**Task to carry out:** What is the number of lines containing the string "this"? Answer with the number only.

Stored data entries:

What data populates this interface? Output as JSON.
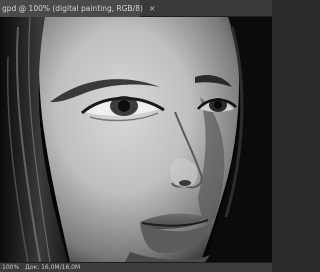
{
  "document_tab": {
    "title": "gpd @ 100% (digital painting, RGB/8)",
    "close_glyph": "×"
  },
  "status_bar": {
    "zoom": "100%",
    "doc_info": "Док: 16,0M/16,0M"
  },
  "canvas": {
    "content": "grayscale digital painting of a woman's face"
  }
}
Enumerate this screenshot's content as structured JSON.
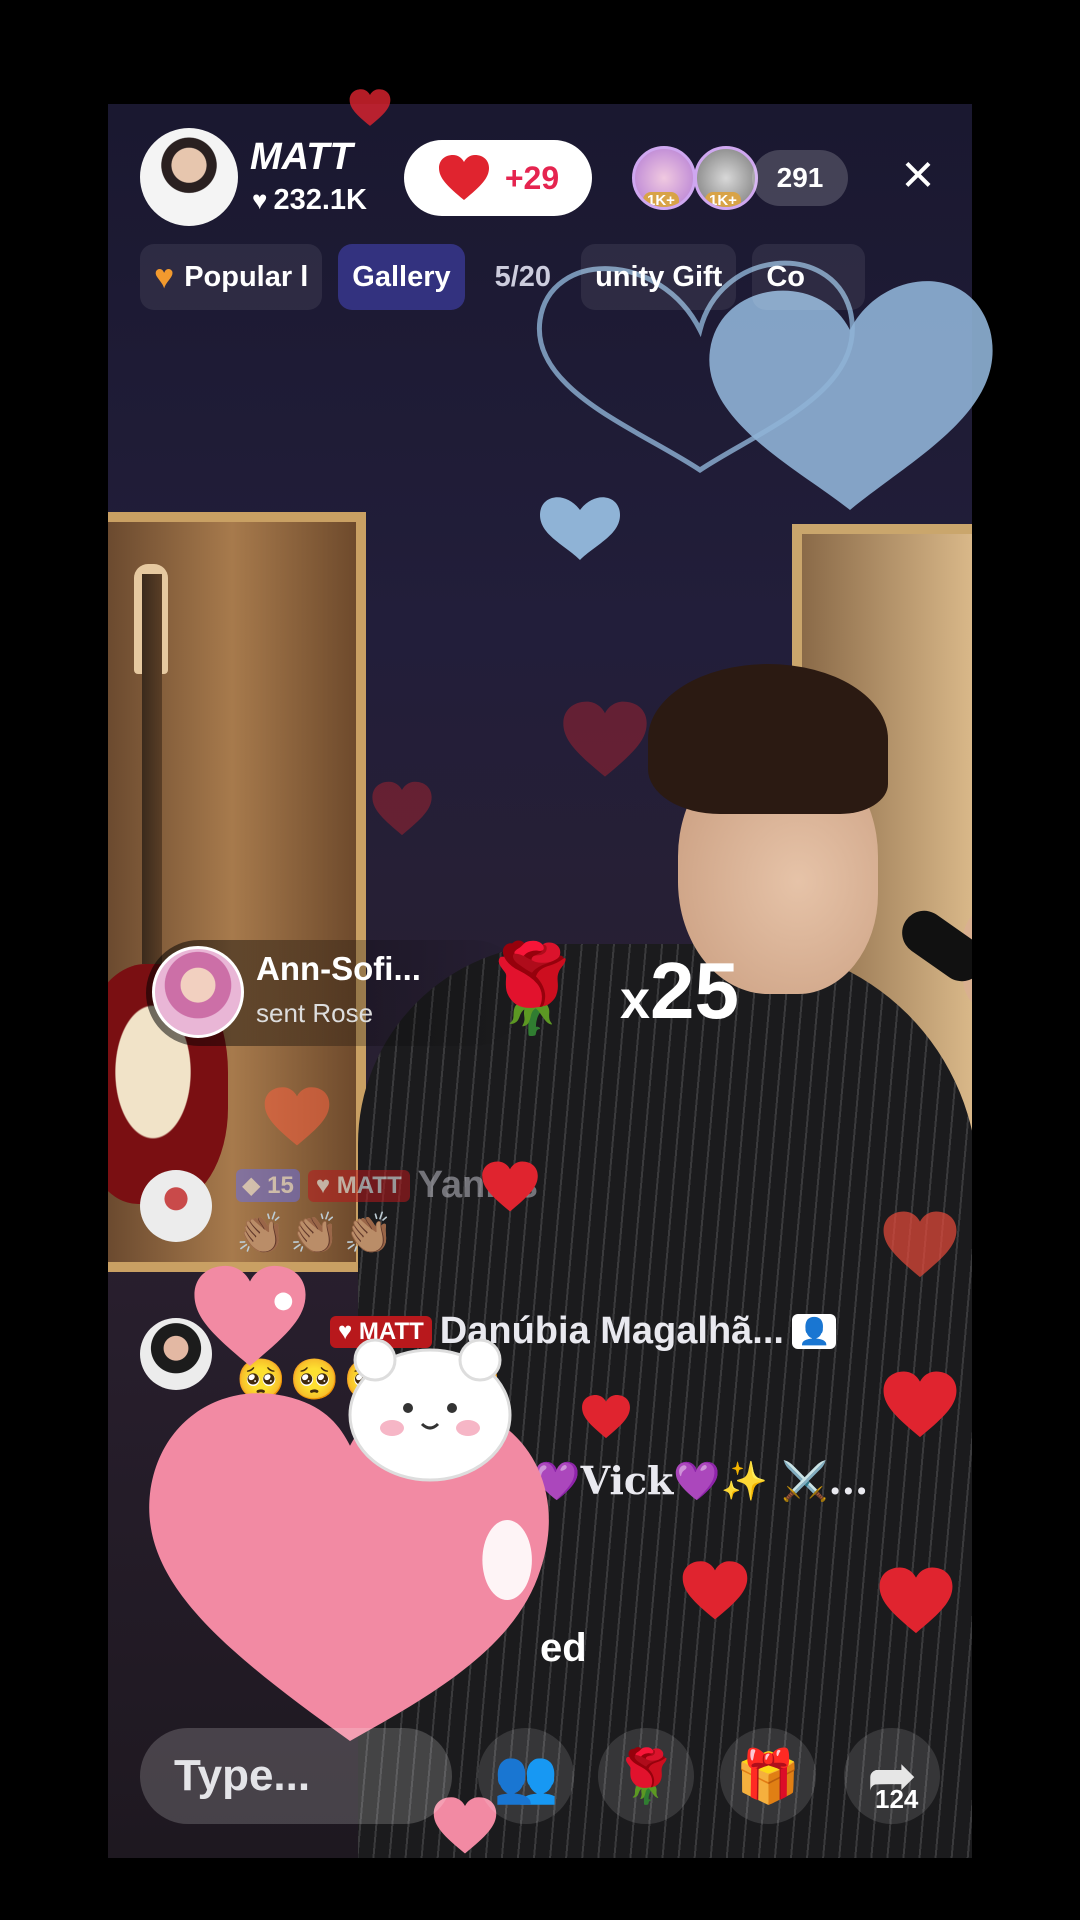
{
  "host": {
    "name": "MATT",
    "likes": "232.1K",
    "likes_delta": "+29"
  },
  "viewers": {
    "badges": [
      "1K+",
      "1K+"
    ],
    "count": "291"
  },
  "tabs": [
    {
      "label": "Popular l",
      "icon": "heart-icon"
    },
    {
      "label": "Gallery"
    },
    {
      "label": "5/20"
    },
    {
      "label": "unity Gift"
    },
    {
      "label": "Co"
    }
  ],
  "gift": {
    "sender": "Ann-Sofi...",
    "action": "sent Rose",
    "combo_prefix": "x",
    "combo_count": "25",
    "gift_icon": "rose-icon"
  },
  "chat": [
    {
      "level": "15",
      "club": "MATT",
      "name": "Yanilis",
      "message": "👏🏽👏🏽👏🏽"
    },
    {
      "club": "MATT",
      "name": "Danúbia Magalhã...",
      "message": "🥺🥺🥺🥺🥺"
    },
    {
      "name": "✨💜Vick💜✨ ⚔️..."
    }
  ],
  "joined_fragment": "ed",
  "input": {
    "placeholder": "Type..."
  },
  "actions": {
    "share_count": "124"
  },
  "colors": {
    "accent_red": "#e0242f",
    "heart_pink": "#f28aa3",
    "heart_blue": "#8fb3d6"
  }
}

**Correct response:** 2